_Set of tasks_
A - In the forum discussion about schools during the pandemic, who does the text say delivers the informal services, particularly in primary schools?
B - Continue the forum discussion about schools during the pandemic from where it stops.

_Text shown_
════════════════════

Many schools also deliver further services 'informally' e.g. through washing children's clothes, referring parents to services such as food banks and charities and supporting their applications, providing 'nurture groups' in which children e.g. clean their teeth, learn basic hygiene protocols etc.

ALL of the above, particularly in primary, are delivered by teachers or teaching assistants, not by specialist or 'extra' staff.

I know that school closures have meant that all of the above have been more limited - though many schools have staff delivering meal packs, meal vouchers, equipment for learning and then visiting or phoning or zooming specifically vulnerable families - but perhaps it is also an opportunity to ask 'is it right that schools have responsibility for delivering - or feel responsibility to deliver in the absence of other services - all of this'? Is this the norm internationally? Should we be better training teachers to deliver it as well as education?

lifeafter50 · 06/08/2020 11:15

I just don’t understand why people think that schools are some sort of sacred place where life can be paused indefinitely, whilst hospitals, GP surgeries, shops, care homes, cafes, dentists, warehouses etc find ways to keep working.
Me neither. Lucky for the cowering types the scientists and lab technicians, sewage workers, power station workers etc are taking public transport to jobs to keep the country going.

lazylinguist · 06/08/2020 11:15

Trashtara
It is much easier to social distance in secondary schools Says who? I teach in primary and secondary schools and I disagree. See pp comments about teenagers!

I never suggested retired teachers. Well who then?

Also utilising private schools How? Where are the private schools going to find the extra teaching staff and rooms to teach a load of extra kids?

There are lots of solutions. No there aren't. Well, not if you mean ones which are actually possible.

The bottom line is that if you can't significantly increase teacher numbers (which you can't), then logically you have to reduce pupil numbers (through rotas and blended learning). That's the only way imo, but it will still be a problem for working parents.

cantkeepawayforever · 06/08/2020 11:17

hospitals, GP surgeries, shops, care homes, cafes, dentists, warehouses etc find ways to keep working.

None of these are working normally at full capacity with no effective safety measures. None. Yet schools are being asked to do exactly that.

What EVERYONE involved with schools want is 'find ways to keep working' - but in the same ways as GPs, hospitals, cafes, deitists etc are, we want to be able to do that WITH SAFETY MEASURES IN PLACE..

════════════════════

_Dataset content_
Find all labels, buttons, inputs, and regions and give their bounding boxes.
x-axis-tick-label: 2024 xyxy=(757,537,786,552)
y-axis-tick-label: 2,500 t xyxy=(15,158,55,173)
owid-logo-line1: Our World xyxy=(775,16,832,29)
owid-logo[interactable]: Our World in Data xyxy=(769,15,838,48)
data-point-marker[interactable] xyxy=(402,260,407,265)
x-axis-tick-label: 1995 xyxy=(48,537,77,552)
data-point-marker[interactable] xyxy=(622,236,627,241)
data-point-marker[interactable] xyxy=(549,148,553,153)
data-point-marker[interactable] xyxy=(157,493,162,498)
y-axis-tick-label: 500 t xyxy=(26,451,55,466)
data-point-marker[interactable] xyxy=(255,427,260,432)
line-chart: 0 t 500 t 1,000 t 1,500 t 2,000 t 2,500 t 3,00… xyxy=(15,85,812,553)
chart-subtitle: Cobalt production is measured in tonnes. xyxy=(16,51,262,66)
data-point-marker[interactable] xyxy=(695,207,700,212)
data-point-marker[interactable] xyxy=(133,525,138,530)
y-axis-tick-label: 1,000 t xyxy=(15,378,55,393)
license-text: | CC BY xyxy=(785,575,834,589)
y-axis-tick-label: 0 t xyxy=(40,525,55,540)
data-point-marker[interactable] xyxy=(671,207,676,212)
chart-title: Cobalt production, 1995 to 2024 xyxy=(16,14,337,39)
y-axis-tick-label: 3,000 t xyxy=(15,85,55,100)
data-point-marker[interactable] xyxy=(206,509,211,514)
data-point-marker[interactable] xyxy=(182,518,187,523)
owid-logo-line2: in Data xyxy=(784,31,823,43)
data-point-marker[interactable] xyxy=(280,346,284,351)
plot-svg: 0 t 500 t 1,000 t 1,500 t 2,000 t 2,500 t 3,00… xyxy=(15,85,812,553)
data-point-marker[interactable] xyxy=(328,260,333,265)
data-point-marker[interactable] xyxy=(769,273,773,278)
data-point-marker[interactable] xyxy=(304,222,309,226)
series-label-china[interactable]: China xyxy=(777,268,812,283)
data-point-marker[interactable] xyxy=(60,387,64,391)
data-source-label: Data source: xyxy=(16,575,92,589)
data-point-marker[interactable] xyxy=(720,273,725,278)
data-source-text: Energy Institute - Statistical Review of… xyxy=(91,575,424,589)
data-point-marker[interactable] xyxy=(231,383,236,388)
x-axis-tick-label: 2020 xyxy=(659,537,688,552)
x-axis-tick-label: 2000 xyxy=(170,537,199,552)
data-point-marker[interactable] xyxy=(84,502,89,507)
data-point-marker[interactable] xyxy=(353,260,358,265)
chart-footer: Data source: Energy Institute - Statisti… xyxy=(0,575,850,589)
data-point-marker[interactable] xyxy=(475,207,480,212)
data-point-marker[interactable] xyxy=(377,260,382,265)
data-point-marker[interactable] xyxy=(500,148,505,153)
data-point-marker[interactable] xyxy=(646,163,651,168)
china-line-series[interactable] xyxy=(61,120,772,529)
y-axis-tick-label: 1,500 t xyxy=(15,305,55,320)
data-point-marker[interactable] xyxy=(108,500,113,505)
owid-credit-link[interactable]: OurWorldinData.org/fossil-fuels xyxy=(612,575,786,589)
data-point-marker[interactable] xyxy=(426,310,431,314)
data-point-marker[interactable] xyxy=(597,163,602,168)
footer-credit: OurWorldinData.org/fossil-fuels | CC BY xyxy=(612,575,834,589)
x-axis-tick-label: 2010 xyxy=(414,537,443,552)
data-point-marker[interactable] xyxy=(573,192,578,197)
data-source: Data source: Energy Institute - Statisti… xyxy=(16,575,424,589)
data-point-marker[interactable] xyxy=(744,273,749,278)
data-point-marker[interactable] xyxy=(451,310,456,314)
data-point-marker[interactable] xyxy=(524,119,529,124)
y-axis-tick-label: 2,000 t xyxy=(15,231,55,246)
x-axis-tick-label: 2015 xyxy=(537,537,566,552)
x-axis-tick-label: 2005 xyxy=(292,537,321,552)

════════════════════

_Your responses_
A - Teachers or teaching assistants deliver them, not specialist or extra staff.

B -
HipTightOnions · 06/08/2020 11:18

I just don’t understand why people think that schools are some sort of sacred place where the virus can be paused indefinitely, whilst hospitals, GP surgeries, shops, care homes, cafes, dentists, warehouses etc use a range of mitigation measures which are not allowed in schools.

Ericaequites · 06/08/2020 11:18

Many private schools and universities in the United States are opening for classes in mid August. Regular classes will end before Thanksgiving, the fourth Thursday in November. The end of the semester will be online. Some universities and state schools will be wholly online. Private schools with smaller classes can distance more easily. Many private school pupils are in classes with fewer than sixteen students, especially in secondary.
I live in Rhode Island. Everyone without breathing or intellectual difficulties over two is required to wear a mask in public over their nose and mouth. Many stores have signs: no mask means no services.

lifeafter50 · 06/08/2020 11:21

There seems to be an assumption that if there is a 'case', then bubbles etc need to self/isolate.
Better solution is that if a child has symptoms they are tested with the new 90 min test and of posit r they go home. No one else dies unless they go through the same procedure. Children will be mixing on buses etc so pointless to isolate certain groups who are have not actually had a positive test. Those who are anxious can either de-register or work out a system of SD from their children and send them to school. Society must not be allowed to grind to a halt because of unrealistic demands from those who are totally disproportionate in their fears.